### TASK TO CARRY OUT
Reading down the listing below, count the lines where the word "Diaz" shows up, then give only that count.
---+---
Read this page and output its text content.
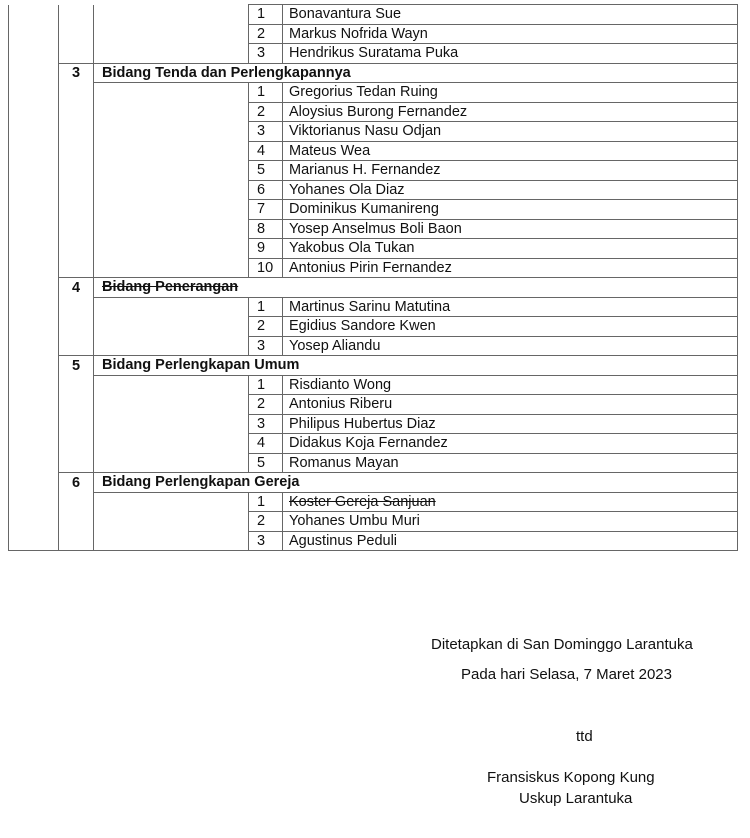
			1	Bonavantura Sue
			2	Markus Nofrida Wayn
			3	Hendrikus Suratama Puka
	3	Bidang Tenda dan Perlengkapannya		
			1	Gregorius Tedan Ruing
			2	Aloysius Burong Fernandez
			3	Viktorianus Nasu Odjan
			4	Mateus Wea
			5	Marianus H. Fernandez
			6	Yohanes Ola Diaz
			7	Dominikus Kumanireng
			8	Yosep Anselmus Boli Baon
			9	Yakobus Ola Tukan
			10	Antonius Pirin Fernandez
	4	Bidang Penerangan		
			1	Martinus Sarinu Matutina
			2	Egidius Sandore Kwen
			3	Yosep Aliandu
	5	Bidang Perlengkapan Umum		
			1	Risdianto Wong
			2	Antonius Riberu
			3	Philipus Hubertus Diaz
			4	Didakus Koja Fernandez
			5	Romanus Mayan
	6	Bidang Perlengkapan Gereja		
			1	Koster Gereja Sanjuan
			2	Yohanes Umbu Muri
			3	Agustinus Peduli
Ditetapkan di San Dominggo Larantuka
Pada hari Selasa, 7 Maret 2023
ttd
Fransiskus Kopong Kung
Uskup Larantuka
---+---
### WRITTEN REPLY
2